● **Problem A**: Please render the records as a Markdown table with the columns Row and Entry, one numbered row per line, starting with the first line of the records and going on through the line with "y-tick-label: 4,000 — [63, 471, 157, 517]", leaving out blank lines.

● **Quoted text**:
[start]

But even the most ardent tweed enthusiasts, among whom I count myself, will admit the industry has been declining since a peak of production in the late 1960s of about 7 million yards per year. It was with a view toward reviving the industry that a couple of years ago a Yorkshire textiles magnate called Brian Haggas bought the largest mill and set out to relaunch Harris tweed by making thousands of tweed jackets in a palette of colors drastically reduced from about 8,000 to four.
It was a controversial move and the BBC documentarian Ian Denyer joined the story just as Haggas, saddled with thousands of unsold tweed jackets, had to take drastic action. "I arrived at a point where Haggas had told the weavers that he was halting production until he had sold some of his jackets," says Denyer.

[end]

● **Provided information**:

[start]

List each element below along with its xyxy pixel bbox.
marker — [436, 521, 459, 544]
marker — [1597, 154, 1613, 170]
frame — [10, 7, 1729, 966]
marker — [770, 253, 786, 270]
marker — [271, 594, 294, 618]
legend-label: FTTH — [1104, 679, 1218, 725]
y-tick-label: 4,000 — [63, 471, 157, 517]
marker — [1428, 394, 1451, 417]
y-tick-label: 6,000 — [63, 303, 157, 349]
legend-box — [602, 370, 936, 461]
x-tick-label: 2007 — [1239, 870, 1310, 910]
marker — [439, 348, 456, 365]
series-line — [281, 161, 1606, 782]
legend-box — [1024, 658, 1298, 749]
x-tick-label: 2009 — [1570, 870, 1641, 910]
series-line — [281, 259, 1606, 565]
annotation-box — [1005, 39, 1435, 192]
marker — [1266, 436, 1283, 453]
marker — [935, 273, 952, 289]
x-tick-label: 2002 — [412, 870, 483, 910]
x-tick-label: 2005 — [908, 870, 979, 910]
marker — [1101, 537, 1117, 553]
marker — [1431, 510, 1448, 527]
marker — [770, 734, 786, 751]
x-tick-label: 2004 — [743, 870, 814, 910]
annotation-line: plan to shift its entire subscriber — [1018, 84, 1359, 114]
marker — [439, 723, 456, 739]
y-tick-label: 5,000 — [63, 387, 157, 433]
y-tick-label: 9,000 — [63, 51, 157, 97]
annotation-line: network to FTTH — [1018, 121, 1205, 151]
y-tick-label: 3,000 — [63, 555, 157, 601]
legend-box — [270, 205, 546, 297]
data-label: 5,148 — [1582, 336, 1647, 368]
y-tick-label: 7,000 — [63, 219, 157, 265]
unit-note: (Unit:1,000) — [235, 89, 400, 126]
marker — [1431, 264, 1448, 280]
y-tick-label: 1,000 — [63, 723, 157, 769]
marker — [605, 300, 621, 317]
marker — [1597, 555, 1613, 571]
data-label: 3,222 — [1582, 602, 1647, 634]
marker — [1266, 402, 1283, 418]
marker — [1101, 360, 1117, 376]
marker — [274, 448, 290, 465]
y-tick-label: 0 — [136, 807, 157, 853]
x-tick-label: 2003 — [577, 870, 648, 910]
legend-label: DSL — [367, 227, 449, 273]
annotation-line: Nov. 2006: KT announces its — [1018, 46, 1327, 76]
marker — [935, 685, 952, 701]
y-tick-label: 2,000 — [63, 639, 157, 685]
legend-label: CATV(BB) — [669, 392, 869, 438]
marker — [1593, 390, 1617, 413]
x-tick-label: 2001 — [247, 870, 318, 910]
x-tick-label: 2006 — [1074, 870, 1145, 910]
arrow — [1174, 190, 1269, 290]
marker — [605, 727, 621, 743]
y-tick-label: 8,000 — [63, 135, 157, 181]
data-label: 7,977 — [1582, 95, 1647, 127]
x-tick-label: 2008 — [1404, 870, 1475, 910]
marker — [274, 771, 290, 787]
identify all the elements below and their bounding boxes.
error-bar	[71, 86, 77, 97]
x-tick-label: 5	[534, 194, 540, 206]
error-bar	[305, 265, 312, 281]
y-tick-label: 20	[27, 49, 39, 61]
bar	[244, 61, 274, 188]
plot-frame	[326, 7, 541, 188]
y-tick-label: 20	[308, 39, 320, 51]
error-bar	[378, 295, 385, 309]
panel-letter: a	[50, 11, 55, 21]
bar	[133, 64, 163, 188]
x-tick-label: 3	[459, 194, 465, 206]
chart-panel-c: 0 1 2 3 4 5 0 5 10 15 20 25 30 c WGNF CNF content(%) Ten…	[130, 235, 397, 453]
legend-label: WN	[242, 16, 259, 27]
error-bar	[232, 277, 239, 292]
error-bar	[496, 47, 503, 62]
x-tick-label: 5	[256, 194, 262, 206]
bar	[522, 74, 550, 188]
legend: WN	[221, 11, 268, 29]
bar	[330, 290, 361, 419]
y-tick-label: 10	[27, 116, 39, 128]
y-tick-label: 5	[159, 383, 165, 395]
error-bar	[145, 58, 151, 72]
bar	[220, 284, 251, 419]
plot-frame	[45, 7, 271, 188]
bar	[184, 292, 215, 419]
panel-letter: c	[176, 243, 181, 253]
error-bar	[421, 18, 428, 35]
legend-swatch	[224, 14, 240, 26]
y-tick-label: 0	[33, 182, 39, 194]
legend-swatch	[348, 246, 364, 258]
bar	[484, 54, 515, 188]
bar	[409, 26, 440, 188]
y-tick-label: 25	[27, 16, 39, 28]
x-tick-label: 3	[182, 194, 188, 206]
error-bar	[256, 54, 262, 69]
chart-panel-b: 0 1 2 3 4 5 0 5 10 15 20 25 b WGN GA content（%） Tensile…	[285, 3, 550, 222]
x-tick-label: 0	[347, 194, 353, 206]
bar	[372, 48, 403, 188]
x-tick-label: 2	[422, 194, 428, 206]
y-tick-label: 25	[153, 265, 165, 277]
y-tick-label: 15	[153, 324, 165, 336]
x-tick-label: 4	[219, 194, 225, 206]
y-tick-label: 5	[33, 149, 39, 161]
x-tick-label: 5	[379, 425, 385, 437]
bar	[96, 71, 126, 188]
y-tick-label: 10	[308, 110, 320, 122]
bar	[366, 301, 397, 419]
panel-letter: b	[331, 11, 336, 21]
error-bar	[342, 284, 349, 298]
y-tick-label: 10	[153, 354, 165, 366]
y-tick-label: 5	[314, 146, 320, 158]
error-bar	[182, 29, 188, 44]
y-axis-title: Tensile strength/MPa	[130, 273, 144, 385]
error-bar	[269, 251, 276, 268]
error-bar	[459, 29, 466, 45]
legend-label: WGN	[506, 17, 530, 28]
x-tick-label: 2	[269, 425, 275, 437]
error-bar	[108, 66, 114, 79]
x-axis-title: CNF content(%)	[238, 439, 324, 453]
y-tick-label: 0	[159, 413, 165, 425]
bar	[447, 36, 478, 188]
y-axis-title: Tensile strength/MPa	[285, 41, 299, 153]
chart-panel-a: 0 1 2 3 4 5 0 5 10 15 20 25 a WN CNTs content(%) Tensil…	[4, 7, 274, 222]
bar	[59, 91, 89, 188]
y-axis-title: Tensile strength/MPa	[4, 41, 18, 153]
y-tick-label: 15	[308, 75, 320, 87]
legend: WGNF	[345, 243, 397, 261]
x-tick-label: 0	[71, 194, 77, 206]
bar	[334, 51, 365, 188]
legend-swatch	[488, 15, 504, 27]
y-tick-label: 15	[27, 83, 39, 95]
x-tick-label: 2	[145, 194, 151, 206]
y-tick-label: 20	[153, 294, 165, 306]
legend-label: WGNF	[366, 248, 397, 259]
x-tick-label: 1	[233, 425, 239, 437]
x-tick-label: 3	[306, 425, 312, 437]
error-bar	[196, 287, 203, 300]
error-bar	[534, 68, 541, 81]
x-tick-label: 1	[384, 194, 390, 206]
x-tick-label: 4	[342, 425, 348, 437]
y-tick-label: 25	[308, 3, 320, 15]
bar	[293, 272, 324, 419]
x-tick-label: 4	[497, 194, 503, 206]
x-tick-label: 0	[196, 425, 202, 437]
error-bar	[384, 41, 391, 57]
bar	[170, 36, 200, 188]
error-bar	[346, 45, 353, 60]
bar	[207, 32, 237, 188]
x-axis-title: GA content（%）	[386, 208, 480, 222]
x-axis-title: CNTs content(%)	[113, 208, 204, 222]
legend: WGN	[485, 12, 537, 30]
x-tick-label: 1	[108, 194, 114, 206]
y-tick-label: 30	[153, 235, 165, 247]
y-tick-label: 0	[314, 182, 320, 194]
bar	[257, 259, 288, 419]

[end]

● **Problem B**: Reproduce the Harris tweed passage word for word, starting with "But even the" and going on through "8,000 to four.".

● **Written response A**:
| Row | Entry |
|---|---|
| 1 | List each element below along with its xyxy pixel bbox. |
| 2 | marker — [436, 521, 459, 544] |
| 3 | marker — [1597, 154, 1613, 170] |
| 4 | frame — [10, 7, 1729, 966] |
| 5 | marker — [770, 253, 786, 270] |
| 6 | marker — [271, 594, 294, 618] |
| 7 | legend-label: FTTH — [1104, 679, 1218, 725] |
| 8 | y-tick-label: 4,000 — [63, 471, 157, 517] |

● **Written response B**:
But even the most ardent tweed enthusiasts, among whom I count myself, will admit the industry has been declining since a peak of production in the late 1960s of about 7 million yards per year. It was with a view toward reviving the industry that a couple of years ago a Yorkshire textiles magnate called Brian Haggas bought the largest mill and set out to relaunch Harris tweed by making thousands of tweed jackets in a palette of colors drastically reduced from about 8,000 to four.